__Kutipan Bacaan__:
================================
Selasa, 16 Juni 2015

Etika dalam bermasyarakat & Hukum pidana perdata

1. ETIKA DALAM BERMASYARAKAT


Hakikatnya manusia adalah makhluk moral. Untuk menjadi makhluk sosial yang memiiki kepribadian baik serta bermoral tidak secara otomatis, perlu suatu usaha yang disebut pendidikan. Menurut pandangan humanisme manusia memiliki kemampuan untuk mengarahkan dirinya ketujuan yang positif dan rasional. Manusia dapat mengarahkan, mengatur, dan mengontrol dirinya. Menurut Ki Hajar Dewantara, pendidikan ialah upaya untuk memajukan perkembangan budi pekerti (kekuatan batin), pikiran (intelek), dan jasmani (Slamet Sutrisno, 1983, 26). Perkembangan kepribadian seseorang tidak lepas dari pengaruh lingkungan sosial budaya tempat tumbuh dan berkembangnya seseorang (cultural backround of personality).
Setiap orang pasti akan selalu berusaha agar segala kebutuhan hidupnya dapat terpenuhi dengan baik sehingga dapat mencapai kesejahteraan dalam hidupnya. Kebutuhan hidup manusia selain ada kesamaan juga terdapat banyak perbedaan bahkan bertentangan antara satu dengan yang lain. Agar dalam usaha atau perjuangan untuk memenuhi kebutuhan hidupnya tidak terjadi tabrakan antara yang satu dengan yang lain dalam masyarakat, maka diperlukan adanya suatu aturan, norma atau kaidah yang harus dipatuhi oleh segenap warga masyarakat. Oleh sebab itu di negara Indonesia, kehidupan manusia dalam bermasyarakat diatur oleh hukum juga diatur oleh norma-norma agama, kesusilaan, dan kesopanan, serta kaidah-kaidah lainnya. Kaidah-kaidah sosial itu mengikat dalam arti dipatuhi oleh anggota masyarakat di mana kaidah itu berlaku. Hubungan antara hukum dan kaidah-kaidah sosial lainnya itu saling mengisi. 


2. HUKUM PIDANA DAN PERDATA

A.HUKUM PERDATA 
Hukum perdata ialah aturan-aturan hukum yang mengatur tingkah laku setiap orang terhadap orang lain yang berkaitan dengan hak dan kewajiban yang timbul dalam pergaulan masyarakat maupun pergaulan keluarga.
================================
__Bagian Data__:
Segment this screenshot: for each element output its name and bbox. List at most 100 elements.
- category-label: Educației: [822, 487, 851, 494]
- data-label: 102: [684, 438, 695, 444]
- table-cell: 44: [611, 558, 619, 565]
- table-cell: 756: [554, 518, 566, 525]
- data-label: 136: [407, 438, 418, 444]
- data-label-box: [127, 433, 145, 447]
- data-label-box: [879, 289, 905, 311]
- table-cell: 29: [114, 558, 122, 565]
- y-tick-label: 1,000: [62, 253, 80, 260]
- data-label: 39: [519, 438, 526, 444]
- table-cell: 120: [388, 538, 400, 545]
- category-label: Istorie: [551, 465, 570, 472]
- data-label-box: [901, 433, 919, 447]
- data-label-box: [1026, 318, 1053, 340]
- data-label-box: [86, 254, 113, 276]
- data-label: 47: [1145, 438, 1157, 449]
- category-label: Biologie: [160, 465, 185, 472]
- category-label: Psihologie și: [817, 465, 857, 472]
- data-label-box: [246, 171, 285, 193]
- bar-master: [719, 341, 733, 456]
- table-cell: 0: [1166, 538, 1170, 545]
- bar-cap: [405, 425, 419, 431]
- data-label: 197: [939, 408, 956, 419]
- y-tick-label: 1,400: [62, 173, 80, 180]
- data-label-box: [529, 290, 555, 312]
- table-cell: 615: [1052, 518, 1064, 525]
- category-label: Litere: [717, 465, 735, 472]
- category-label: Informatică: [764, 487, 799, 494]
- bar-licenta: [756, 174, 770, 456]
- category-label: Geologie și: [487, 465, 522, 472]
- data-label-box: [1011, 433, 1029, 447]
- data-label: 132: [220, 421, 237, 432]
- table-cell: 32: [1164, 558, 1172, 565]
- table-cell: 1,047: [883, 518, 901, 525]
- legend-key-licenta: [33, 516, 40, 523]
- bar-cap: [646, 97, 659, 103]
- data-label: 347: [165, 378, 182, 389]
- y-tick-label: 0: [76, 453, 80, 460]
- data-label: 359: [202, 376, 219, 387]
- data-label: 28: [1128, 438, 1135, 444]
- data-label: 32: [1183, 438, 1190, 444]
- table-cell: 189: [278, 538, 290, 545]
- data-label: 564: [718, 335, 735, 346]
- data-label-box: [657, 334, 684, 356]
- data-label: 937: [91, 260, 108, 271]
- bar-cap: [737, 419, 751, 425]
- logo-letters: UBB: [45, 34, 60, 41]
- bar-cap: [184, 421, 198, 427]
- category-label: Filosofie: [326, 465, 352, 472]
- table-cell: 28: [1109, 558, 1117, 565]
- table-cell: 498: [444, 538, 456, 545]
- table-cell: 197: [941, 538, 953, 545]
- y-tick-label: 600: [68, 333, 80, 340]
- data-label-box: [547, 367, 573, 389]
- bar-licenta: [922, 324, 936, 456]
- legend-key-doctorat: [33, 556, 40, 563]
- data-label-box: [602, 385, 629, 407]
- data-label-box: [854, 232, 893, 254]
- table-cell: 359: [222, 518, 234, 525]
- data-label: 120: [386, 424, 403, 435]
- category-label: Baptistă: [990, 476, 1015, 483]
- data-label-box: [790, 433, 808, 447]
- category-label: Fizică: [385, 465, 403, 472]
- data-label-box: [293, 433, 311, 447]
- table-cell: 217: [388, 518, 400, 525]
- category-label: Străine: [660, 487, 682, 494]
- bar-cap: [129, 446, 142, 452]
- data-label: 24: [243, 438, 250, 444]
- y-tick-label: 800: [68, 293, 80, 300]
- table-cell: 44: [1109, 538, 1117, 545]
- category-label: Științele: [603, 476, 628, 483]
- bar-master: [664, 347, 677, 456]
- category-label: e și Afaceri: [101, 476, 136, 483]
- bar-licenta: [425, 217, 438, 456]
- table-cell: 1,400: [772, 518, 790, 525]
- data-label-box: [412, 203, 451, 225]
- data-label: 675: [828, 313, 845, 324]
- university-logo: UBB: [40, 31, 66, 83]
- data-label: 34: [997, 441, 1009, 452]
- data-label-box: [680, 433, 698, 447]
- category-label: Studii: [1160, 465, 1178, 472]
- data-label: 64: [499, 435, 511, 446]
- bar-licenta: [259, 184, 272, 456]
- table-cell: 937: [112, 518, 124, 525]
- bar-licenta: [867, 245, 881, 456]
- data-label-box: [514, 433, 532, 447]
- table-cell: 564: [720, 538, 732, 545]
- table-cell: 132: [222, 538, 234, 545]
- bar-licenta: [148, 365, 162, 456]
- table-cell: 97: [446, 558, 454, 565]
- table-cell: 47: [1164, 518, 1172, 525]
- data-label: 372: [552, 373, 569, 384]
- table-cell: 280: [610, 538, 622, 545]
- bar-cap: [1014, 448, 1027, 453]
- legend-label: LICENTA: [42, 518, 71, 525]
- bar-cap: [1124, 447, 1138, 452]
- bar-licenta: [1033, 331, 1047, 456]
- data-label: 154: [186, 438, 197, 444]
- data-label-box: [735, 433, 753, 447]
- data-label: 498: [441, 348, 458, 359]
================================
__Petunjuk Tugas__: Tuliskan kembali tanpa perubahan bagian teks tentang etika bermasyarakat dan hukum, mulai dari "Setiap orang pasti" dan berakhir pada "itu saling mengisi.". Data tersebut tidak diperlukan.

__Jawaban Tugas__:
Setiap orang pasti akan selalu berusaha agar segala kebutuhan hidupnya dapat terpenuhi dengan baik sehingga dapat mencapai kesejahteraan dalam hidupnya. Kebutuhan hidup manusia selain ada kesamaan juga terdapat banyak perbedaan bahkan bertentangan antara satu dengan yang lain. Agar dalam usaha atau perjuangan untuk memenuhi kebutuhan hidupnya tidak terjadi tabrakan antara yang satu dengan yang lain dalam masyarakat, maka diperlukan adanya suatu aturan, norma atau kaidah yang harus dipatuhi oleh segenap warga masyarakat. Oleh sebab itu di negara Indonesia, kehidupan manusia dalam bermasyarakat diatur oleh hukum juga diatur oleh norma-norma agama, kesusilaan, dan kesopanan, serta kaidah-kaidah lainnya. Kaidah-kaidah sosial itu mengikat dalam arti dipatuhi oleh anggota masyarakat di mana kaidah itu berlaku. Hubungan antara hukum dan kaidah-kaidah sosial lainnya itu saling mengisi.